练习目的 » 抄写这段 Jira 问题记录中从含有“Summary: [ratis][remove datanode]installSnapshot”的文字开始、到“1. 启动3副本3C5D集群,config/schema/data 均是ratis协议。”为止的部分，并将其中的“Bug”改为“缺陷”。

You are viewing a plain text version of this content. The canonical link for it is here.
Posted to notifications@iotdb.apache.org by "刘珍 (Jira)" <ji...@apache.org> on 2022/12/20 02:04:00 UTC

[jira] [Created] (IOTDB-5244) [ratis][remove datanode]installSnapshot failed

刘珍 created IOTDB-5244:
-------------------------

             Summary: [ratis][remove datanode]installSnapshot failed
                 Key: IOTDB-5244
                 URL: https://issues.apache.org/jira/browse/IOTDB-5244
             Project: Apache IoTDB
          Issue Type: Bug
          Components: mpp-cluster
    Affects Versions: master branch, 1.0.0
            Reporter: 刘珍
            Assignee: Song Ziyang


rel/1.0 1216_c92440f
1. 启动3副本3C5D集群,config/schema/data 均是ratis协议。
2. BM写入数据,完成。
配置见附件。
3.缩容节点(ip73)调用stop-datanode.sh,再start,
再stop-datanode.sh,再start。
执行缩容。
4.ip68 datanode 报错
2022-12-19 20:25:22,705 [grpc-default-executor-4936] ERROR o.a.r.s.i.SnapshotInstallationHandler:96 - 5@group-00010000001E: installSnapshot failed
org.apache.ratis.io.CorruptedFileException: File /data/liuzhen_test/master_1216_d426f7a/data/datanode/data/snapshot/.tmp.group-00010000001E/snapshot-c01d9ca8-3f9a-4b02-9fb4-fa680eae89e0/66_158230/sequence/root.test.g_3/30/2538/1671443330163-38-0-0.tsfile.resource (exist? false, length=0) is corrupted: MD5 mismatch for snapshot-158230 installation.  Renamed temporary snapshot file /data/liuzhen_test/master_1216_d426f7a/data/datanode/data/snapshot/.tmp.group-00010000001E/snapshot-c01d9ca8-3f9a-4b02-9fb4-fa680eae89e0/66_158230/sequence/root.test.g_3/30/2538/1671443330163-38-0-0.tsfile.resource to /data/liuzhen_test/master_1216_d426f7a/data/datanode/data/snapshot/.tmp.group-00010000001E/snapshot-c01d9ca8-3f9a-4b02-9fb4-fa680eae89e0/66_158230/sequence/root.test.g_3/30/2538/1671443330163-38-0-0.tsfile.resource.corrupt20221219-202522_690
        at org.apache.ratis.server.storage.SnapshotManager.installSnapshot(SnapshotManager.java:155)
        at org.apache.ratis.server.impl.ServerState.installSnapshot(ServerState.java:480)
        at org.apache.ratis.server.impl.SnapshotInstallationHandler.checkAndInstallSnapshot(SnapshotInstallationHandler.java:181)
        at org.apache.ratis.server.impl.SnapshotInstallationHandler.installSnapshotImpl(SnapshotInstallationHandler.java:120)

提取清单 »
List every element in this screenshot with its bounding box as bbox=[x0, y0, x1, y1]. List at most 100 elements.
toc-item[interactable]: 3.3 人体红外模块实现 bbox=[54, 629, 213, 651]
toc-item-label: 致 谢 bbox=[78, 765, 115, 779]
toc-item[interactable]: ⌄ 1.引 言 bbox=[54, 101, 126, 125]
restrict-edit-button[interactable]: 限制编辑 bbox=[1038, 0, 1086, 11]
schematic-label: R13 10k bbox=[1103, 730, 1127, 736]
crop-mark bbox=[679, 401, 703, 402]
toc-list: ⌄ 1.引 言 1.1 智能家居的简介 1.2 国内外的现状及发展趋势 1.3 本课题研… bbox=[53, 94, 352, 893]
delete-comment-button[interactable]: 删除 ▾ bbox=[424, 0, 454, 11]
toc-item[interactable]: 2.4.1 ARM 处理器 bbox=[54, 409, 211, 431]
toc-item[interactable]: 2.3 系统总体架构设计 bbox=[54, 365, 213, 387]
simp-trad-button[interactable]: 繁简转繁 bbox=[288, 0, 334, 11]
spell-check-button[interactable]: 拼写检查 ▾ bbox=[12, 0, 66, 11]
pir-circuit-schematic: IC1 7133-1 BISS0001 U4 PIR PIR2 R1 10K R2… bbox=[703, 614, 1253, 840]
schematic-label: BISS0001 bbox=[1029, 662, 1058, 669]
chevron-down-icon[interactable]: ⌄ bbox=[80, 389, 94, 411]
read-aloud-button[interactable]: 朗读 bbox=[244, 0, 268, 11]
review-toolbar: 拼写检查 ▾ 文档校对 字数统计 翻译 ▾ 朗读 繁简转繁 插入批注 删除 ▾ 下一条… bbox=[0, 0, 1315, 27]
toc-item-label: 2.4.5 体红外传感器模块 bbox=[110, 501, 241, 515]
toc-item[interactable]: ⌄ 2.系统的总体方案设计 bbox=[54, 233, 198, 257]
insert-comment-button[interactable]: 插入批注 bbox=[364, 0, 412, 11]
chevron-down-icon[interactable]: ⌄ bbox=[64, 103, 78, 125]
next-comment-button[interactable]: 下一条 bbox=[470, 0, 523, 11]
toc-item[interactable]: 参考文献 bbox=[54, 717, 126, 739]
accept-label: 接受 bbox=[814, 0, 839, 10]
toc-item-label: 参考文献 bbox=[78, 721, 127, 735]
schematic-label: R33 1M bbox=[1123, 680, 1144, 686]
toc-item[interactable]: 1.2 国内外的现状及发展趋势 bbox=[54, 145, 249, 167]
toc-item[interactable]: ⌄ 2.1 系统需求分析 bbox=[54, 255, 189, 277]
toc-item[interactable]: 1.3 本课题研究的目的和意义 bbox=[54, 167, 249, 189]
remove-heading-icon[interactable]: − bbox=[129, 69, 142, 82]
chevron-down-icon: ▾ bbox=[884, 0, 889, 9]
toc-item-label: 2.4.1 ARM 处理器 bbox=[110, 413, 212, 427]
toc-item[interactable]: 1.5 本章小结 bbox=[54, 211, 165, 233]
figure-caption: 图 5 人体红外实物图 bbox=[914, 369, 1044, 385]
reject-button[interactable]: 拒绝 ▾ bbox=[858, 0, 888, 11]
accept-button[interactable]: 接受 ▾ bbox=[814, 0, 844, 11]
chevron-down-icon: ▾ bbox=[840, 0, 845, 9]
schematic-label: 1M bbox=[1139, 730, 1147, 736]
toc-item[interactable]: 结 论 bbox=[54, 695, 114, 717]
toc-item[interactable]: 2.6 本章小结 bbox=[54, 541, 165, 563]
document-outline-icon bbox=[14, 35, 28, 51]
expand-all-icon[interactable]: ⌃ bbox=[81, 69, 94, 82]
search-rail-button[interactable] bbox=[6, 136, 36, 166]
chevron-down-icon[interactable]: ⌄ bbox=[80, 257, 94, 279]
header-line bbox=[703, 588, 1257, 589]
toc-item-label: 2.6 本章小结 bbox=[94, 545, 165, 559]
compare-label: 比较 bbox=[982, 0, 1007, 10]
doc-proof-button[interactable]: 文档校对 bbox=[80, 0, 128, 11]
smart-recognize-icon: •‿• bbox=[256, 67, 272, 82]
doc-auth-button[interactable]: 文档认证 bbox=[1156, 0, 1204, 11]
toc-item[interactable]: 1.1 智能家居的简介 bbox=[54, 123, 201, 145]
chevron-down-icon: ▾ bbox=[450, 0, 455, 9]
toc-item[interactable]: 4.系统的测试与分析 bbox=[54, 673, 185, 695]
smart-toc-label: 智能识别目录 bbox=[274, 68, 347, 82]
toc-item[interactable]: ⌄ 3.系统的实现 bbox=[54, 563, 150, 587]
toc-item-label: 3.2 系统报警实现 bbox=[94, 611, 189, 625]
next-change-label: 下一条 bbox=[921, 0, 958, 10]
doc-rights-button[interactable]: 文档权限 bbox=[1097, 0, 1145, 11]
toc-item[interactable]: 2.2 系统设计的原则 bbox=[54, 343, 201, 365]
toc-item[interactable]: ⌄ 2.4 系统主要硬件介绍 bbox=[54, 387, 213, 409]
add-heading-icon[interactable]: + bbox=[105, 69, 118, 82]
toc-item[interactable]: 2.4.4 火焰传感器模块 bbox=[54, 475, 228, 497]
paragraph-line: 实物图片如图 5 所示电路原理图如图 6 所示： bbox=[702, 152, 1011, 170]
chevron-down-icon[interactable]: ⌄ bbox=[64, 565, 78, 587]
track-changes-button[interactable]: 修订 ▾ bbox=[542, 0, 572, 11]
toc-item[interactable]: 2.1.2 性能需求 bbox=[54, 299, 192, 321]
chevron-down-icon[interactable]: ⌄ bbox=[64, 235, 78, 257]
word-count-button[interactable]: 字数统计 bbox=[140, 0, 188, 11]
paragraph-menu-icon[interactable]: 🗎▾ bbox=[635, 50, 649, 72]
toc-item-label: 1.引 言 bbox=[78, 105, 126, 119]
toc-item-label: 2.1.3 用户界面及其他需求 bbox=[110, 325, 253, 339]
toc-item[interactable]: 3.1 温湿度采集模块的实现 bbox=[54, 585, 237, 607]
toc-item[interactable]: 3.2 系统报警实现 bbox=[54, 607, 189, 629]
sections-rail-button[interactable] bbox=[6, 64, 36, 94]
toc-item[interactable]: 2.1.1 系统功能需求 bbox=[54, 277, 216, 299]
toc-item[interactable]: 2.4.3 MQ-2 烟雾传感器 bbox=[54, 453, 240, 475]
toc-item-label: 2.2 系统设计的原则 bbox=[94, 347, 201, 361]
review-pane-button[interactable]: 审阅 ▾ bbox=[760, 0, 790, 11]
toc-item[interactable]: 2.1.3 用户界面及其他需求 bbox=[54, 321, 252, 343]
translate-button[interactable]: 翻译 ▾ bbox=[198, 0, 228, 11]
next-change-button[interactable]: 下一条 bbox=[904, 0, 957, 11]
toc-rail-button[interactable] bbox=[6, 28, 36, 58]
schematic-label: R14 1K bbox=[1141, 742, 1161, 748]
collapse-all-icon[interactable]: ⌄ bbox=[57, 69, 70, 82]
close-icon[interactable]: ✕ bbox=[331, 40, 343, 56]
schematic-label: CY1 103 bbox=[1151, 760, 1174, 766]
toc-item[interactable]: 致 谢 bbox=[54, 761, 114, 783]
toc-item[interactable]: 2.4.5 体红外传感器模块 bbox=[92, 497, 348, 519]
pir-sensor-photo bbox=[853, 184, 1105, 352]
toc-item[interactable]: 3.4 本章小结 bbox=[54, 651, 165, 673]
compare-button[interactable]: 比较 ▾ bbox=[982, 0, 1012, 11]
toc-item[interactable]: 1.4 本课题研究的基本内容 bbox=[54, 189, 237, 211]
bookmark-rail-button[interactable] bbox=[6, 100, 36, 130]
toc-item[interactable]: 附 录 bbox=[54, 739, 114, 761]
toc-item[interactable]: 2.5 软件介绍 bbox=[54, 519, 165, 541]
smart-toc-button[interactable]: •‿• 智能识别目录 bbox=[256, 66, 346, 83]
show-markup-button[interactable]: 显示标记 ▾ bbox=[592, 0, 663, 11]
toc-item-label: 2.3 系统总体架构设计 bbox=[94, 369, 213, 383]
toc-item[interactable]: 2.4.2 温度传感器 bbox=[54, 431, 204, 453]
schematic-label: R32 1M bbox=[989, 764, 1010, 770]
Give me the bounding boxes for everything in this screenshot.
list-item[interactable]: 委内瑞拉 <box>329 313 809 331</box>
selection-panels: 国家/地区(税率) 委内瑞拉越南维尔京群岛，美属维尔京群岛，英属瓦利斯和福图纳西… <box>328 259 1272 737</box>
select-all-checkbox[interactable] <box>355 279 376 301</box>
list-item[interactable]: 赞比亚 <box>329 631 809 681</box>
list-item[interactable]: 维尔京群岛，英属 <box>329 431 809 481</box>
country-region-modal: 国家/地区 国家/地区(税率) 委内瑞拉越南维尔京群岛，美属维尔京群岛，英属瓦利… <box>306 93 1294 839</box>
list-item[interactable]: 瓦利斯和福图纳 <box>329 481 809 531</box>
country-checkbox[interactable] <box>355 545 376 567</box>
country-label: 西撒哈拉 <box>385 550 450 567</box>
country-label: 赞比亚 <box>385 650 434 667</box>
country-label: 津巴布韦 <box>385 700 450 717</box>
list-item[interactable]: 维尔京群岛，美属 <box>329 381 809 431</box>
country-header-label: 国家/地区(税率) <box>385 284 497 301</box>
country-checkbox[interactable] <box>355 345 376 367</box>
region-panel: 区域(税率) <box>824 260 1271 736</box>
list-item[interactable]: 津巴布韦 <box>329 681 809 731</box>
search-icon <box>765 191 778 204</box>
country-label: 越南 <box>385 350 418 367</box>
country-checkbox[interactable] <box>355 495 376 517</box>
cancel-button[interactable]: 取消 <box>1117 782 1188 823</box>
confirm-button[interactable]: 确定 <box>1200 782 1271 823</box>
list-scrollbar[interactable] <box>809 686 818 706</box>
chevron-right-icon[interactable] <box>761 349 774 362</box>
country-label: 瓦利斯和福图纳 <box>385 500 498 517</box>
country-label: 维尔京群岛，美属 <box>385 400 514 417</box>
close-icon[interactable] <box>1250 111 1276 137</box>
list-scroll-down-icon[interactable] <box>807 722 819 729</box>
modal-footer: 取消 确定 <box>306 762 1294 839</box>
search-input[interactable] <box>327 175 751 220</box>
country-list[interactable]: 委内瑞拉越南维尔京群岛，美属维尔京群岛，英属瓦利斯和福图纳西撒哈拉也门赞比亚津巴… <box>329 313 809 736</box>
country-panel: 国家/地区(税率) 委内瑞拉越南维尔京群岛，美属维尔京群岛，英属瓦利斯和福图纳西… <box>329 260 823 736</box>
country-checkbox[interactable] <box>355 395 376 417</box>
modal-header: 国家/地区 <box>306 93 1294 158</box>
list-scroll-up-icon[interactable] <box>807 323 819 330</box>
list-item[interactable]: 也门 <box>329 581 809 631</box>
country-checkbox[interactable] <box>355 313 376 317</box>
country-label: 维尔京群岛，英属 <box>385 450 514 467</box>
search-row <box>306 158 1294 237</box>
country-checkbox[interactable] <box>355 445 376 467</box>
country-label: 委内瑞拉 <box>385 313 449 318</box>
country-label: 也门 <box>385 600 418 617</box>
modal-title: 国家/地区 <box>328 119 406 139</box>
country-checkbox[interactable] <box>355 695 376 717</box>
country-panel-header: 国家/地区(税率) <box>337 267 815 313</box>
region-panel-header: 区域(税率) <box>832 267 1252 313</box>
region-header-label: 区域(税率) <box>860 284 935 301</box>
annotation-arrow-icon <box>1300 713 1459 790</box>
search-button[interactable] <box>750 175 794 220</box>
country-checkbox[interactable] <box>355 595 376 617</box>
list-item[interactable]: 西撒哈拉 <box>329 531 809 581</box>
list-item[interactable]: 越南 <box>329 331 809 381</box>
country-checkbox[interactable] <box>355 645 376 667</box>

练习答案 »
Summary: [ratis][remove datanode]installSnapshot failed
                 Key: IOTDB-5244
                 URL: https://issues.apache.org/jira/browse/IOTDB-5244
             Project: Apache IoTDB
          Issue Type: 缺陷
          Components: mpp-cluster
    Affects Versions: master branch, 1.0.0
            Reporter: 刘珍
            Assignee: Song Ziyang


rel/1.0 1216_c92440f
1. 启动3副本3C5D集群,config/schema/data 均是ratis协议。